Problem details = Print the listing below in its entirety, character for character.
········
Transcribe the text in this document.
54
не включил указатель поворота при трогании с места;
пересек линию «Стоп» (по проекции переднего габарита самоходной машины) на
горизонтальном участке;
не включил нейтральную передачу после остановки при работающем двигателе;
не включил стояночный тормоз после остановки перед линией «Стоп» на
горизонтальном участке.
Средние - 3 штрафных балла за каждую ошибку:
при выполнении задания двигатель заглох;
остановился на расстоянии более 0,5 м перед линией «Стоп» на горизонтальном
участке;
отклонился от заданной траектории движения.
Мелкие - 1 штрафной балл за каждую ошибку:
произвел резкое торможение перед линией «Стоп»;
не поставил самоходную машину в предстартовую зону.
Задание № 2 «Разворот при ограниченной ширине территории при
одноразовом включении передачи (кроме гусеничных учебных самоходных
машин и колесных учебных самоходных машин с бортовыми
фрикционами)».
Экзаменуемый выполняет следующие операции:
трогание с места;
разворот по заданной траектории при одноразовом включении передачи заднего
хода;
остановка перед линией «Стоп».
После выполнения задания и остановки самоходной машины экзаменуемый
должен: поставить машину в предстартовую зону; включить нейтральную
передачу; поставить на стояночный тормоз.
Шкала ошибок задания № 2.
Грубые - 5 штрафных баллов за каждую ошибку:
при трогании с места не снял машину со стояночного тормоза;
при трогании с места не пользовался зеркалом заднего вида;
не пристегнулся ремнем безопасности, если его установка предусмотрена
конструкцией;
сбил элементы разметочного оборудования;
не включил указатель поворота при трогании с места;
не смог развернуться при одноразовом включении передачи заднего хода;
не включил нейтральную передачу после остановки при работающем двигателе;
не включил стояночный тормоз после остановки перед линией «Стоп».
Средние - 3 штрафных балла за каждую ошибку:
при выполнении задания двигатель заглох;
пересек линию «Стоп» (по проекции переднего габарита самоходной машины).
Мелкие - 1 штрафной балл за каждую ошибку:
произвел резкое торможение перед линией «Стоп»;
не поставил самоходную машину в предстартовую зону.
········
Response to the task =
Transcribe the text in this document.
54
не включил указатель поворота при трогании с места;
пересек линию «Стоп» (по проекции переднего габарита самоходной машины) на
горизонтальном участке;
не включил нейтральную передачу после остановки при работающем двигателе;
не включил стояночный тормоз после остановки перед линией «Стоп» на
горизонтальном участке.
Средние - 3 штрафных балла за каждую ошибку:
при выполнении задания двигатель заглох;
остановился на расстоянии более 0,5 м перед линией «Стоп» на горизонтальном
участке;
отклонился от заданной траектории движения.
Мелкие - 1 штрафной балл за каждую ошибку:
произвел резкое торможение перед линией «Стоп»;
не поставил самоходную машину в предстартовую зону.
Задание № 2 «Разворот при ограниченной ширине территории при
одноразовом включении передачи (кроме гусеничных учебных самоходных
машин и колесных учебных самоходных машин с бортовыми
фрикционами)».
Экзаменуемый выполняет следующие операции:
трогание с места;
разворот по заданной траектории при одноразовом включении передачи заднего
хода;
остановка перед линией «Стоп».
После выполнения задания и остановки самоходной машины экзаменуемый
должен: поставить машину в предстартовую зону; включить нейтральную
передачу; поставить на стояночный тормоз.
Шкала ошибок задания № 2.
Грубые - 5 штрафных баллов за каждую ошибку:
при трогании с места не снял машину со стояночного тормоза;
при трогании с места не пользовался зеркалом заднего вида;
не пристегнулся ремнем безопасности, если его установка предусмотрена
конструкцией;
сбил элементы разметочного оборудования;
не включил указатель поворота при трогании с места;
не смог развернуться при одноразовом включении передачи заднего хода;
не включил нейтральную передачу после остановки при работающем двигателе;
не включил стояночный тормоз после остановки перед линией «Стоп».
Средние - 3 штрафных балла за каждую ошибку:
при выполнении задания двигатель заглох;
пересек линию «Стоп» (по проекции переднего габарита самоходной машины).
Мелкие - 1 штрафной балл за каждую ошибку:
произвел резкое торможение перед линией «Стоп»;
не поставил самоходную машину в предстартовую зону.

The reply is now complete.